> _What you should do_
Copy exactly the lines from the one containing "Output the text content of this document." through the last line of the records, both included, and nothing more.

> _Provided data_
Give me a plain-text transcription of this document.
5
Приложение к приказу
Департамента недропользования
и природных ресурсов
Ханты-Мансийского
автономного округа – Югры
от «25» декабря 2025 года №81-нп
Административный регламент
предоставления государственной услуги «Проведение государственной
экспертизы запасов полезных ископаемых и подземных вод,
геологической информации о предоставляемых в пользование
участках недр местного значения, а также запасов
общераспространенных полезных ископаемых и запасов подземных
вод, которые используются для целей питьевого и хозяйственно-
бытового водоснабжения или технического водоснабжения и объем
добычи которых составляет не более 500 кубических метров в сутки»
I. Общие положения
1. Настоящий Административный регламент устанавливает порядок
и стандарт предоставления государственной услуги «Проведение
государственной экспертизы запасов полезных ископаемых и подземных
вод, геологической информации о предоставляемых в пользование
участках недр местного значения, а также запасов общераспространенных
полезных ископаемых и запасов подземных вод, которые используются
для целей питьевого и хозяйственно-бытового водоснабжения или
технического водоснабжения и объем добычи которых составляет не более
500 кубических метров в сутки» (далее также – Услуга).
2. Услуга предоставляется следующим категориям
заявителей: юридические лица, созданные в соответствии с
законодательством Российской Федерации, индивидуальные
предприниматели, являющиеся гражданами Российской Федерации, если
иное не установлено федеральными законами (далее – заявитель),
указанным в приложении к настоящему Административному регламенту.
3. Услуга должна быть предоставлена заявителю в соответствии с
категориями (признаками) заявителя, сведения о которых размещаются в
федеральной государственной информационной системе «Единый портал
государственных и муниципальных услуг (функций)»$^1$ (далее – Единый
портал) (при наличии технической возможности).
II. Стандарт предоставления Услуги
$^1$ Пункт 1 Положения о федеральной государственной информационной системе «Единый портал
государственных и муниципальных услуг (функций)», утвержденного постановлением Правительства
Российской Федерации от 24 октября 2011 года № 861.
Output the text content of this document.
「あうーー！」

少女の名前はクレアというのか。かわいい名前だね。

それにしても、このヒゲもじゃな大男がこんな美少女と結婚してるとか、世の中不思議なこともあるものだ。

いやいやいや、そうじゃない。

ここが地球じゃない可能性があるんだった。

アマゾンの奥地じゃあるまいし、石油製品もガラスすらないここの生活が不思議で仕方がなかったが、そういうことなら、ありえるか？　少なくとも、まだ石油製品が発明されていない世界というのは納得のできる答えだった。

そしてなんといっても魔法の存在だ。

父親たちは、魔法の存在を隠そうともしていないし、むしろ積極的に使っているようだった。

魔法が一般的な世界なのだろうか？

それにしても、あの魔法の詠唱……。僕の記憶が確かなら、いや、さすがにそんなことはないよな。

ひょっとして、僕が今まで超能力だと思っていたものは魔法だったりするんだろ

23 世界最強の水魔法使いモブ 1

> _Exercise response_
Output the text content of this document.
「あうーー！」

少女の名前はクレアというのか。かわいい名前だね。

それにしても、このヒゲもじゃな大男がこんな美少女と結婚してるとか、世の中不思議なこともあるものだ。

いやいやいや、そうじゃない。

ここが地球じゃない可能性があるんだった。

アマゾンの奥地じゃあるまいし、石油製品もガラスすらないここの生活が不思議で仕方がなかったが、そういうことなら、ありえるか？　少なくとも、まだ石油製品が発明されていない世界というのは納得のできる答えだった。

そしてなんといっても魔法の存在だ。

父親たちは、魔法の存在を隠そうともしていないし、むしろ積極的に使っているようだった。

魔法が一般的な世界なのだろうか？

それにしても、あの魔法の詠唱……。僕の記憶が確かなら、いや、さすがにそんなことはないよな。

ひょっとして、僕が今まで超能力だと思っていたものは魔法だったりするんだろ

23 世界最強の水魔法使いモブ 1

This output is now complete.